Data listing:
········

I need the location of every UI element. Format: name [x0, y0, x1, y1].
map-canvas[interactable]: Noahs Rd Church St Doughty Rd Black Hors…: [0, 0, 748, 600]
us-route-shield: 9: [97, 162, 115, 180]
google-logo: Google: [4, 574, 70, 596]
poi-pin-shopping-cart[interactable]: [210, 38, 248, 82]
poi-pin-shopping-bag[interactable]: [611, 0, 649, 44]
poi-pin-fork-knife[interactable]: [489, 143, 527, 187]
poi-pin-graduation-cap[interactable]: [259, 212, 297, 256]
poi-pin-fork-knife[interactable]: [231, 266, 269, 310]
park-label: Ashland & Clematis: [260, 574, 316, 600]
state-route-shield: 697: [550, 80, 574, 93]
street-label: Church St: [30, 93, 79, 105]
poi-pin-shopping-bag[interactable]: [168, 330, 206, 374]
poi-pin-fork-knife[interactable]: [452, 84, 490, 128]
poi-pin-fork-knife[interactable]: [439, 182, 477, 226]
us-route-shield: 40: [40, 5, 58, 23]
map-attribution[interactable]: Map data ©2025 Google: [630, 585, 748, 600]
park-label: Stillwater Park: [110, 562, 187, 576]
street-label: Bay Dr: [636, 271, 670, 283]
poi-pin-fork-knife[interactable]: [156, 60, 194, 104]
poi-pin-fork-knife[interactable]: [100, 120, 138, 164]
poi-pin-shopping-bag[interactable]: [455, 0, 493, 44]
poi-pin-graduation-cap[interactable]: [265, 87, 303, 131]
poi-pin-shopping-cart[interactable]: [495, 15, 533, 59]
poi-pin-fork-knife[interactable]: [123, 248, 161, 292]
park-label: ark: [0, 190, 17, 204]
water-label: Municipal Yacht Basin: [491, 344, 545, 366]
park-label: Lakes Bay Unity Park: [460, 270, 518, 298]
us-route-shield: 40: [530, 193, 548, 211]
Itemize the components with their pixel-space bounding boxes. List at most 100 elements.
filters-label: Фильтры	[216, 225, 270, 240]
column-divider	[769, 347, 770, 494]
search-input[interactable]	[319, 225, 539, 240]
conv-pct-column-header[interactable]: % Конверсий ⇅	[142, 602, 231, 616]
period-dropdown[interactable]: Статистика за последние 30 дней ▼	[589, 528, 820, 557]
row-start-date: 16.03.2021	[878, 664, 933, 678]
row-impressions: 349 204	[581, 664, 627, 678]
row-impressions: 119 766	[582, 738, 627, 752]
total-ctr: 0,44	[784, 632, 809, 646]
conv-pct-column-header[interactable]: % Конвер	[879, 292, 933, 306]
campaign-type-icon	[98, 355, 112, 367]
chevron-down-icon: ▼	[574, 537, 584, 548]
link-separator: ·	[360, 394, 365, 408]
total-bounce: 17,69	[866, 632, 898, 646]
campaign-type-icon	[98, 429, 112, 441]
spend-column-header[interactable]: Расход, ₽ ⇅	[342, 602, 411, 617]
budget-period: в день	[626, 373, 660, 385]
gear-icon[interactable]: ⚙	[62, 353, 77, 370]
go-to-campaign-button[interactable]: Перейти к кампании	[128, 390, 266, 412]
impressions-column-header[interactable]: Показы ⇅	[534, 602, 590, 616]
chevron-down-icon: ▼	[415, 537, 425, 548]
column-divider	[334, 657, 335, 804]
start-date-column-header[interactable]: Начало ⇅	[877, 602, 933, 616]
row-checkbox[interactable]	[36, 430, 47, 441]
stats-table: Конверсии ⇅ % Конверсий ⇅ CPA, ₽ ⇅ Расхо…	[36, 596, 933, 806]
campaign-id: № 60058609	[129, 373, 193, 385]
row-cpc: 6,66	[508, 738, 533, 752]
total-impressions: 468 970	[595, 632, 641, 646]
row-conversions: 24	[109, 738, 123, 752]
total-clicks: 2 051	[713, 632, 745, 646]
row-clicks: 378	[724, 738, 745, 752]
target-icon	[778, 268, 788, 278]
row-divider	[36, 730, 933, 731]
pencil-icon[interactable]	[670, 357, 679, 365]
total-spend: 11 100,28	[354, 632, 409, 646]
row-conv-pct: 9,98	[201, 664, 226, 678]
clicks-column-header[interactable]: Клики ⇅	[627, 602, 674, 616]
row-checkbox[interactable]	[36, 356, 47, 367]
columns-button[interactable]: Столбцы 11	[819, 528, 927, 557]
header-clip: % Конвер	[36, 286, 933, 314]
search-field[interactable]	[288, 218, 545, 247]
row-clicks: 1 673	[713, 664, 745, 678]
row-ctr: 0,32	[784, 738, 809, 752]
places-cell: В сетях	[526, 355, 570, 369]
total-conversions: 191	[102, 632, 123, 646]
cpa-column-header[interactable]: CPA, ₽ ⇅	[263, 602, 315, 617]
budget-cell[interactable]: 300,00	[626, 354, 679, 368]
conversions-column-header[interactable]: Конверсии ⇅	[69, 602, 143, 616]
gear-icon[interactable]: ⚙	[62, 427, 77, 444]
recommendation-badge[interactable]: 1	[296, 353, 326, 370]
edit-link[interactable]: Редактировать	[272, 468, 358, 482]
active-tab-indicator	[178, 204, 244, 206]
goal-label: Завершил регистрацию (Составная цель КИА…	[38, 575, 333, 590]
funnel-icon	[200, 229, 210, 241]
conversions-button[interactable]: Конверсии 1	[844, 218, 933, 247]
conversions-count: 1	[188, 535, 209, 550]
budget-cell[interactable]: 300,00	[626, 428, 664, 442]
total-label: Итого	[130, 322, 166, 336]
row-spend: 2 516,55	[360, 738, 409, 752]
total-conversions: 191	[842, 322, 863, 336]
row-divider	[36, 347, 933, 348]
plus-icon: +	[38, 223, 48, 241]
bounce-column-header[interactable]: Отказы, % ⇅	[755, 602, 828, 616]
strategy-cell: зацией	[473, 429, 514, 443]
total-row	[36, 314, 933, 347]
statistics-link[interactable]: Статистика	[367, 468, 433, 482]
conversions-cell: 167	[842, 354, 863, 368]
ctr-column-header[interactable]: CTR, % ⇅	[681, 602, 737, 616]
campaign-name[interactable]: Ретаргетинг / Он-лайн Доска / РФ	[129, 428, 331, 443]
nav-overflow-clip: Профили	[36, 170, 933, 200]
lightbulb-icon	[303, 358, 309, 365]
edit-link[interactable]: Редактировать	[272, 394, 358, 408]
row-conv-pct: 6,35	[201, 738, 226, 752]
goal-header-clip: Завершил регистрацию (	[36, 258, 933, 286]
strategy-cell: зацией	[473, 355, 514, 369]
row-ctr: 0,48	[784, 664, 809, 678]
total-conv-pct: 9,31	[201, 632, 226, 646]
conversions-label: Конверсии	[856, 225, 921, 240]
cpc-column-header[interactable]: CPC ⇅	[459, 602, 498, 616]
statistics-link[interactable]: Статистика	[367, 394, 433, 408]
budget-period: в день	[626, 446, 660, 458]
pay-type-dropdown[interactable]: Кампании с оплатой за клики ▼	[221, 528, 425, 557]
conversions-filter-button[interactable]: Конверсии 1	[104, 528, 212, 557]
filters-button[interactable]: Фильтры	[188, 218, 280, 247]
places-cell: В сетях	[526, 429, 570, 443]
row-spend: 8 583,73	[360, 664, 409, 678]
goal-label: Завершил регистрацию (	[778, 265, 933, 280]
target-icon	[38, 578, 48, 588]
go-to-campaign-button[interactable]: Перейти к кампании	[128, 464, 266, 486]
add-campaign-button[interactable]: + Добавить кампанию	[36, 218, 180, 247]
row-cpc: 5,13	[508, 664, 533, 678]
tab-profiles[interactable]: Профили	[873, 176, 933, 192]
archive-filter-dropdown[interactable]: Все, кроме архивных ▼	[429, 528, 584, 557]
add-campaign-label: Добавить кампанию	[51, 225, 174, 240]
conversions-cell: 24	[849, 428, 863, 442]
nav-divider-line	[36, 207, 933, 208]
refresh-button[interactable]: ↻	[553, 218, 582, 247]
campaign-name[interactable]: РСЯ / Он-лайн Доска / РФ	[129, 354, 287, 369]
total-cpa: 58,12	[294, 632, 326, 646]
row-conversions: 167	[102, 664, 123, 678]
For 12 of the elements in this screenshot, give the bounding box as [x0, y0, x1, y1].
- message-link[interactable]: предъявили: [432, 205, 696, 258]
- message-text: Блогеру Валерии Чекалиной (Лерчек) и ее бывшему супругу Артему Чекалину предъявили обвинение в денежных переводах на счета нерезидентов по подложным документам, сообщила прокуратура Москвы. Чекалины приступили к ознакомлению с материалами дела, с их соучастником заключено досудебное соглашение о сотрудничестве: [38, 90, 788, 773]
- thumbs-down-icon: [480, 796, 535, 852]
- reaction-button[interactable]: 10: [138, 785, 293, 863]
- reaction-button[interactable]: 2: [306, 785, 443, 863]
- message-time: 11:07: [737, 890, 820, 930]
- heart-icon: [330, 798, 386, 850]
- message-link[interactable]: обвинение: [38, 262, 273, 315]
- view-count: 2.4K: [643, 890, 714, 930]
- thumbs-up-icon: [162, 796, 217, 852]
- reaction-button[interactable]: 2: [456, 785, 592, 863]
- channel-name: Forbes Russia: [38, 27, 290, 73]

········

_Task statement_
Print the records from the start through the line that contains "632, 898, 646]", both included, reproducing every line without change.

_Answer_
I need the location of every UI element. Format: name [x0, y0, x1, y1].
map-canvas[interactable]: Noahs Rd Church St Doughty Rd Black Hors…: [0, 0, 748, 600]
us-route-shield: 9: [97, 162, 115, 180]
google-logo: Google: [4, 574, 70, 596]
poi-pin-shopping-cart[interactable]: [210, 38, 248, 82]
poi-pin-shopping-bag[interactable]: [611, 0, 649, 44]
poi-pin-fork-knife[interactable]: [489, 143, 527, 187]
poi-pin-graduation-cap[interactable]: [259, 212, 297, 256]
poi-pin-fork-knife[interactable]: [231, 266, 269, 310]
park-label: Ashland & Clematis: [260, 574, 316, 600]
state-route-shield: 697: [550, 80, 574, 93]
street-label: Church St: [30, 93, 79, 105]
poi-pin-shopping-bag[interactable]: [168, 330, 206, 374]
poi-pin-fork-knife[interactable]: [452, 84, 490, 128]
poi-pin-fork-knife[interactable]: [439, 182, 477, 226]
us-route-shield: 40: [40, 5, 58, 23]
map-attribution[interactable]: Map data ©2025 Google: [630, 585, 748, 600]
park-label: Stillwater Park: [110, 562, 187, 576]
street-label: Bay Dr: [636, 271, 670, 283]
poi-pin-fork-knife[interactable]: [156, 60, 194, 104]
poi-pin-fork-knife[interactable]: [100, 120, 138, 164]
poi-pin-shopping-bag[interactable]: [455, 0, 493, 44]
poi-pin-graduation-cap[interactable]: [265, 87, 303, 131]
poi-pin-shopping-cart[interactable]: [495, 15, 533, 59]
poi-pin-fork-knife[interactable]: [123, 248, 161, 292]
park-label: ark: [0, 190, 17, 204]
water-label: Municipal Yacht Basin: [491, 344, 545, 366]
park-label: Lakes Bay Unity Park: [460, 270, 518, 298]
us-route-shield: 40: [530, 193, 548, 211]
Itemize the components with their pixel-space bounding boxes. List at most 100 elements.
filters-label: Фильтры	[216, 225, 270, 240]
column-divider	[769, 347, 770, 494]
search-input[interactable]	[319, 225, 539, 240]
conv-pct-column-header[interactable]: % Конверсий ⇅	[142, 602, 231, 616]
period-dropdown[interactable]: Статистика за последние 30 дней ▼	[589, 528, 820, 557]
row-start-date: 16.03.2021	[878, 664, 933, 678]
row-impressions: 349 204	[581, 664, 627, 678]
row-impressions: 119 766	[582, 738, 627, 752]
total-ctr: 0,44	[784, 632, 809, 646]
conv-pct-column-header[interactable]: % Конвер	[879, 292, 933, 306]
campaign-type-icon	[98, 355, 112, 367]
chevron-down-icon: ▼	[574, 537, 584, 548]
link-separator: ·	[360, 394, 365, 408]
total-bounce: 17,69	[866, 632, 898, 646]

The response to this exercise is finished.